▸ TASK GOAL
Copy out every line containing the word "Fortworth".

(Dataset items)
---------------
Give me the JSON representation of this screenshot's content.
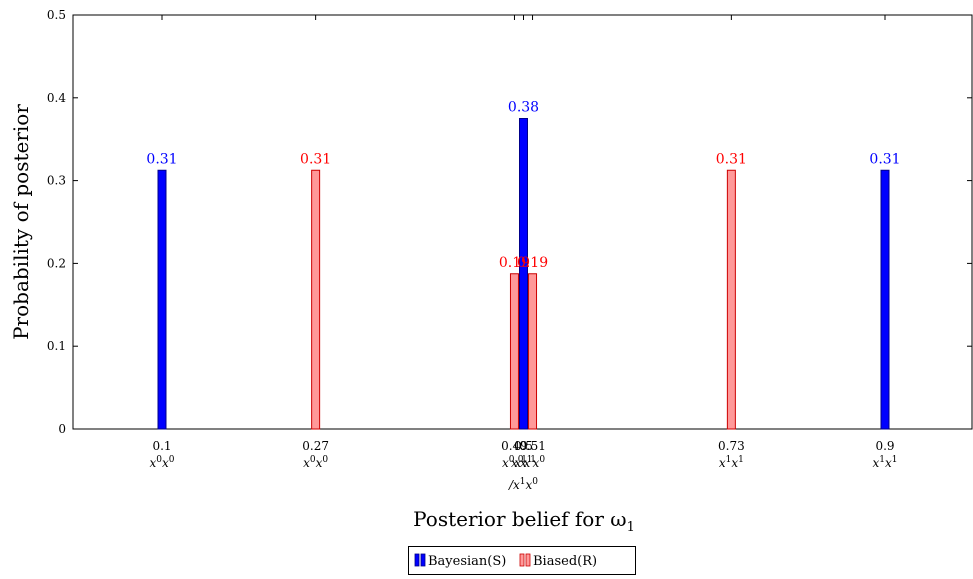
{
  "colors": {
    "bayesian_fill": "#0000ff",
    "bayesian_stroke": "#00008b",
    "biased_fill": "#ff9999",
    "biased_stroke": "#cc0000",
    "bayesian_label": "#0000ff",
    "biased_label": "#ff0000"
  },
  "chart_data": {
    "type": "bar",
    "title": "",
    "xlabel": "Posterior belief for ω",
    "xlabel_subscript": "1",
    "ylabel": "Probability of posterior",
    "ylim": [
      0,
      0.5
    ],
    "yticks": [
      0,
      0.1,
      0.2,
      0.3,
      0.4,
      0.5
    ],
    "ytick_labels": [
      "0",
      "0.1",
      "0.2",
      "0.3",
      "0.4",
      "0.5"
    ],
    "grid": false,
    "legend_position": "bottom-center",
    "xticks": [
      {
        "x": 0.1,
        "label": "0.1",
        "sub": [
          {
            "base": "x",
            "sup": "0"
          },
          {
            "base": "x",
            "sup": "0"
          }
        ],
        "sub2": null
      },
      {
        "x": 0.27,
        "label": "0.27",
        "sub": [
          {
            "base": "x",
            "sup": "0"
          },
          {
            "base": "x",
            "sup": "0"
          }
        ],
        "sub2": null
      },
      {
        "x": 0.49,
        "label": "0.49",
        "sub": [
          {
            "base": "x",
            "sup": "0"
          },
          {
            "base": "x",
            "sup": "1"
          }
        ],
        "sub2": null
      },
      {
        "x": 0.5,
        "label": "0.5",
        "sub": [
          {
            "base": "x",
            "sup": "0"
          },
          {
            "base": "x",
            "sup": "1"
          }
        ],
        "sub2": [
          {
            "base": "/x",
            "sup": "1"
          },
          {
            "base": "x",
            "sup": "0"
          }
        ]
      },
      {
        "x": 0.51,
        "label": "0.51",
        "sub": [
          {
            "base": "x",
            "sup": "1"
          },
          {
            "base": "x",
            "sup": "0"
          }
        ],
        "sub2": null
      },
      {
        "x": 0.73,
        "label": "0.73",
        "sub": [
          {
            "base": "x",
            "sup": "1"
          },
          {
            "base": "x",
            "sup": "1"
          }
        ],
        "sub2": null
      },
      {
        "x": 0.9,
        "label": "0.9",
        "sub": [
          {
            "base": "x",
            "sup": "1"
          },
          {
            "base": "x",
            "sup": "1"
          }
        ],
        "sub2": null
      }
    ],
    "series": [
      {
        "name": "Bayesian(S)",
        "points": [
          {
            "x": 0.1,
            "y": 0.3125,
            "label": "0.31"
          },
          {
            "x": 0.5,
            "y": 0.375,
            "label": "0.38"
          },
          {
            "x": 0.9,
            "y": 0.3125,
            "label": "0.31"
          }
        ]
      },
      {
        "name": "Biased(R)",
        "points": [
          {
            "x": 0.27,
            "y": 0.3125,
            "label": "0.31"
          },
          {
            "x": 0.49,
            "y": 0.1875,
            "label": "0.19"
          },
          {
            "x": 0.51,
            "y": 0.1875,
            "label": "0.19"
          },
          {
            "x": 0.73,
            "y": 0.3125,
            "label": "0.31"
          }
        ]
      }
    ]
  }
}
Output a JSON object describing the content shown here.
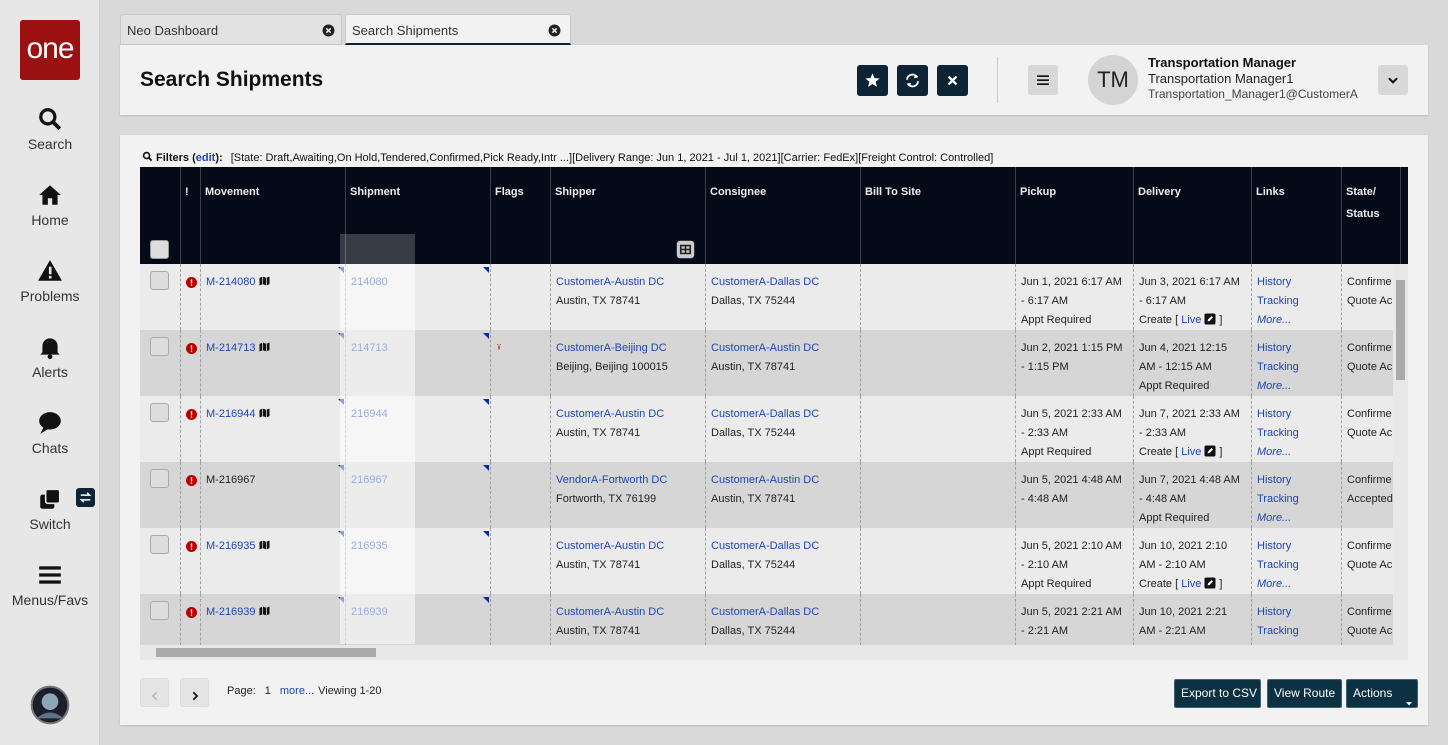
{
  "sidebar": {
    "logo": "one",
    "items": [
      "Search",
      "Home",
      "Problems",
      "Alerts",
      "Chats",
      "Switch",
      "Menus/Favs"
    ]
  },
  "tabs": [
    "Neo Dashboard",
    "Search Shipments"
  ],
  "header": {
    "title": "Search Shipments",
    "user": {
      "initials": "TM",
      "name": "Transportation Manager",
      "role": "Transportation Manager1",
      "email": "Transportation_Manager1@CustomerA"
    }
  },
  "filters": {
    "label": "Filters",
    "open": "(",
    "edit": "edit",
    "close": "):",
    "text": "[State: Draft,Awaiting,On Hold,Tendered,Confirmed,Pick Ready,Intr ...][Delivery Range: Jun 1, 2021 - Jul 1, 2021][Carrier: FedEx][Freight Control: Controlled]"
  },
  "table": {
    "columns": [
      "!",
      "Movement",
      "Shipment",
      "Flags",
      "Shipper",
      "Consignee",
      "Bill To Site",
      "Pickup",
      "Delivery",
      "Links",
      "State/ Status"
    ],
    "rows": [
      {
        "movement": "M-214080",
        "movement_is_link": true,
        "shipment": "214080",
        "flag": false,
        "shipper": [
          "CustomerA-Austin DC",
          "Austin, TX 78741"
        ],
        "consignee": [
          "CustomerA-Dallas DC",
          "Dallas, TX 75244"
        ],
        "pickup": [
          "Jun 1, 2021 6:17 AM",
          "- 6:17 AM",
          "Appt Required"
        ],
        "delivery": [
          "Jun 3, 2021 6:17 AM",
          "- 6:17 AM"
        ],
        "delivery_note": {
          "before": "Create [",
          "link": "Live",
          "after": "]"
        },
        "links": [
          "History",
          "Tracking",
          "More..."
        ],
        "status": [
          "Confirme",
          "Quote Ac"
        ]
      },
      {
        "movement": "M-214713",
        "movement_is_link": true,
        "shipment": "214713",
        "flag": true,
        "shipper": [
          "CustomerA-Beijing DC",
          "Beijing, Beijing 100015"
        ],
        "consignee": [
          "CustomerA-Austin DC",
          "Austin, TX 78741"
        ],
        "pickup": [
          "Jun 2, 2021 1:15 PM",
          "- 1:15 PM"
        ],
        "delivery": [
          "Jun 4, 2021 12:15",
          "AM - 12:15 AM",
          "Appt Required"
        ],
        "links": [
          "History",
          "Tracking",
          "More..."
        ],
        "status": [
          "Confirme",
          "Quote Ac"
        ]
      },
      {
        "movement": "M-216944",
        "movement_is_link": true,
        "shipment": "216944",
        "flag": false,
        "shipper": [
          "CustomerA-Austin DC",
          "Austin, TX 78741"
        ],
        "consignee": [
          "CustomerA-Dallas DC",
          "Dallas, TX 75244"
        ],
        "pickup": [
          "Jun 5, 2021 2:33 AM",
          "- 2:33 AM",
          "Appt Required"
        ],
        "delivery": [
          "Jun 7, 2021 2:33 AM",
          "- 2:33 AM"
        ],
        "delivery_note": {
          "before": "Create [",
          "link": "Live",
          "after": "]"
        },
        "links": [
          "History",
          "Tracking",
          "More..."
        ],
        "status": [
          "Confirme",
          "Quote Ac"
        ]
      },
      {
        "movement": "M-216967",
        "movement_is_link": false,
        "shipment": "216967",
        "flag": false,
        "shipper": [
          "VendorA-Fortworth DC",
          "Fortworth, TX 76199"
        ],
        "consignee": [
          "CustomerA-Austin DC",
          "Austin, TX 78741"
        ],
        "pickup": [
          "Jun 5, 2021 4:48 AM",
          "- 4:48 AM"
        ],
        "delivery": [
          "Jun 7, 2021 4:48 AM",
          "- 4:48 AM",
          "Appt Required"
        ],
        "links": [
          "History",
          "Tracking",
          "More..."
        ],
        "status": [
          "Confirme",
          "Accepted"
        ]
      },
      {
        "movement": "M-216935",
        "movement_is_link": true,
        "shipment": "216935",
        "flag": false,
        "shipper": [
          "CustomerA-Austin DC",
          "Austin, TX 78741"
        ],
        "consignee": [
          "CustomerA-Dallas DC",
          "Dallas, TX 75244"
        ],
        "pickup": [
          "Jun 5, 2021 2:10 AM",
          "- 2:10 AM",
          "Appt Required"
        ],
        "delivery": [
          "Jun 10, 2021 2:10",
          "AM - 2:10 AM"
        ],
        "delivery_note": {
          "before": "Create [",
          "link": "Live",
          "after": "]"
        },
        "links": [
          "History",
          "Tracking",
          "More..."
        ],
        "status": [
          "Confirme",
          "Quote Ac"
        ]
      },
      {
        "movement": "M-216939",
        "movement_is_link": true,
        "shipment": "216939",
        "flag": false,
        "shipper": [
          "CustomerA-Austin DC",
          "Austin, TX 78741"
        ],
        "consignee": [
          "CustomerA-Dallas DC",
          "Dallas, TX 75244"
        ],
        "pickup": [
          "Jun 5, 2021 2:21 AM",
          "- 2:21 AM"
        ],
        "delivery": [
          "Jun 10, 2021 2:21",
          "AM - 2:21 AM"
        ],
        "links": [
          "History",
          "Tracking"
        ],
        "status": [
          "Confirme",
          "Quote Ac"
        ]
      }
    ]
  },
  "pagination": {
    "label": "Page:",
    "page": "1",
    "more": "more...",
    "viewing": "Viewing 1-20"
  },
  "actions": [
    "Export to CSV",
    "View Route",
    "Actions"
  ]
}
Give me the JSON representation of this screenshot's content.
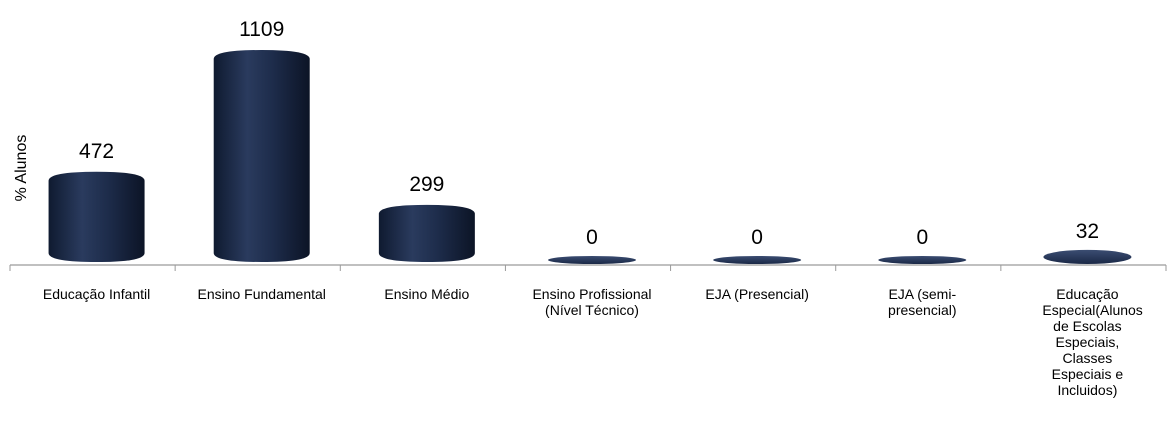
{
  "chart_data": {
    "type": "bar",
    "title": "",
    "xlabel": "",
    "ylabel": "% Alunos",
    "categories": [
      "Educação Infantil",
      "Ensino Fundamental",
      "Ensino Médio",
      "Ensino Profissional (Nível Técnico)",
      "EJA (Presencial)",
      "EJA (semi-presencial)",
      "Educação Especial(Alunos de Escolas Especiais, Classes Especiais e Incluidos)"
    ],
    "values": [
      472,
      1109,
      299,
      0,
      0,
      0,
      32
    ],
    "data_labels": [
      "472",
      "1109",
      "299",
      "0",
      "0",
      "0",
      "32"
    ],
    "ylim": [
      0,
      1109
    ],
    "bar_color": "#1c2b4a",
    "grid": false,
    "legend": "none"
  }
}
---------------
▸ RESULT
          "VendorA-Fortworth DC",
          "Fortworth, TX 76199"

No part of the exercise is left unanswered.